[Some records]
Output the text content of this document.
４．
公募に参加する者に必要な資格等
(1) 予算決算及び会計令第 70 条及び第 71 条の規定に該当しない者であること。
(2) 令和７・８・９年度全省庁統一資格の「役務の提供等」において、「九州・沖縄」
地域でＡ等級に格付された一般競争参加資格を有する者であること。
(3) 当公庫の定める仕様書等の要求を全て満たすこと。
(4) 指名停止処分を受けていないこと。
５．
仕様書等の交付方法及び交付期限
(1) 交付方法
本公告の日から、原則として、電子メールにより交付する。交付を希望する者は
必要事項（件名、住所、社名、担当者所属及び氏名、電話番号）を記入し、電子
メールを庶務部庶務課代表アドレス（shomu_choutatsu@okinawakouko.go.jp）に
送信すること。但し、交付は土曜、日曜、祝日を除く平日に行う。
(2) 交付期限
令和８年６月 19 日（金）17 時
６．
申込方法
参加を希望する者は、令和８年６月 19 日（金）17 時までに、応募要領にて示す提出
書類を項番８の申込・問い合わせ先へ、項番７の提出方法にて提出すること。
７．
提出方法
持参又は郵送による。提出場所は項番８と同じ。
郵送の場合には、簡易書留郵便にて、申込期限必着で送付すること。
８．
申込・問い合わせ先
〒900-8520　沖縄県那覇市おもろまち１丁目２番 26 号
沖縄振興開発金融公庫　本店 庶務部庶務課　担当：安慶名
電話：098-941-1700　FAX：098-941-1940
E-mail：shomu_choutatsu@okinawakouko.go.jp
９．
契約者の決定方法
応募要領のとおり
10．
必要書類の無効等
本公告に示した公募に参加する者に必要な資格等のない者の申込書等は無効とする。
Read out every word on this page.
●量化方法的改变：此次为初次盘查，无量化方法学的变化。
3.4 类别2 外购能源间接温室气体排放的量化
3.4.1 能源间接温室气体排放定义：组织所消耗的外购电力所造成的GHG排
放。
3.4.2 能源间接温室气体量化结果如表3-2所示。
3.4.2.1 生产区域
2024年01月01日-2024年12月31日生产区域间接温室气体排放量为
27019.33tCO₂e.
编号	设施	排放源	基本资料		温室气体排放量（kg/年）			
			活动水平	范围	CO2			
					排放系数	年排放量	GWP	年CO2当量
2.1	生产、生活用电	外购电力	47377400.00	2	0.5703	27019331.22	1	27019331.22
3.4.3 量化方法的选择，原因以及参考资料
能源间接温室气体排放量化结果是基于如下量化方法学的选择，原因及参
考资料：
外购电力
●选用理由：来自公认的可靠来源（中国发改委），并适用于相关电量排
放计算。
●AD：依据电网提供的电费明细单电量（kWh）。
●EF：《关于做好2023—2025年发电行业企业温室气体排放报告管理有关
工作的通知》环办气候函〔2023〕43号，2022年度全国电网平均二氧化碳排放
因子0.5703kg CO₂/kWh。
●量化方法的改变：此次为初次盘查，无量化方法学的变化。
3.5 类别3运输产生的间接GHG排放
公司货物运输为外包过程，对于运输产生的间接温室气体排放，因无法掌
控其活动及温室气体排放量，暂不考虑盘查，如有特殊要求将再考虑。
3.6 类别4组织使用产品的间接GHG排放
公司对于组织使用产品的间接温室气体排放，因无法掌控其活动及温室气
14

◆ **Goal**
Your task is to output the full set of records exactly as presented.

◆ **Worked solution**
Output the text content of this document.
４．
公募に参加する者に必要な資格等
(1) 予算決算及び会計令第 70 条及び第 71 条の規定に該当しない者であること。
(2) 令和７・８・９年度全省庁統一資格の「役務の提供等」において、「九州・沖縄」
地域でＡ等級に格付された一般競争参加資格を有する者であること。
(3) 当公庫の定める仕様書等の要求を全て満たすこと。
(4) 指名停止処分を受けていないこと。
５．
仕様書等の交付方法及び交付期限
(1) 交付方法
本公告の日から、原則として、電子メールにより交付する。交付を希望する者は
必要事項（件名、住所、社名、担当者所属及び氏名、電話番号）を記入し、電子
メールを庶務部庶務課代表アドレス（shomu_choutatsu@okinawakouko.go.jp）に
送信すること。但し、交付は土曜、日曜、祝日を除く平日に行う。
(2) 交付期限
令和８年６月 19 日（金）17 時
６．
申込方法
参加を希望する者は、令和８年６月 19 日（金）17 時までに、応募要領にて示す提出
書類を項番８の申込・問い合わせ先へ、項番７の提出方法にて提出すること。
７．
提出方法
持参又は郵送による。提出場所は項番８と同じ。
郵送の場合には、簡易書留郵便にて、申込期限必着で送付すること。
８．
申込・問い合わせ先
〒900-8520　沖縄県那覇市おもろまち１丁目２番 26 号
沖縄振興開発金融公庫　本店 庶務部庶務課　担当：安慶名
電話：098-941-1700　FAX：098-941-1940
E-mail：shomu_choutatsu@okinawakouko.go.jp
９．
契約者の決定方法
応募要領のとおり
10．
必要書類の無効等
本公告に示した公募に参加する者に必要な資格等のない者の申込書等は無効とする。
Read out every word on this page.
●量化方法的改变：此次为初次盘查，无量化方法学的变化。
3.4 类别2 外购能源间接温室气体排放的量化
3.4.1 能源间接温室气体排放定义：组织所消耗的外购电力所造成的GHG排
放。
3.4.2 能源间接温室气体量化结果如表3-2所示。
3.4.2.1 生产区域
2024年01月01日-2024年12月31日生产区域间接温室气体排放量为
27019.33tCO₂e.
编号	设施	排放源	基本资料		温室气体排放量（kg/年）			
			活动水平	范围	CO2			
					排放系数	年排放量	GWP	年CO2当量
2.1	生产、生活用电	外购电力	47377400.00	2	0.5703	27019331.22	1	27019331.22
3.4.3 量化方法的选择，原因以及参考资料
能源间接温室气体排放量化结果是基于如下量化方法学的选择，原因及参
考资料：
外购电力
●选用理由：来自公认的可靠来源（中国发改委），并适用于相关电量排
放计算。
●AD：依据电网提供的电费明细单电量（kWh）。
●EF：《关于做好2023—2025年发电行业企业温室气体排放报告管理有关
工作的通知》环办气候函〔2023〕43号，2022年度全国电网平均二氧化碳排放
因子0.5703kg CO₂/kWh。
●量化方法的改变：此次为初次盘查，无量化方法学的变化。
3.5 类别3运输产生的间接GHG排放
公司货物运输为外包过程，对于运输产生的间接温室气体排放，因无法掌
控其活动及温室气体排放量，暂不考虑盘查，如有特殊要求将再考虑。
3.6 类别4组织使用产品的间接GHG排放
公司对于组织使用产品的间接温室气体排放，因无法掌控其活动及温室气
14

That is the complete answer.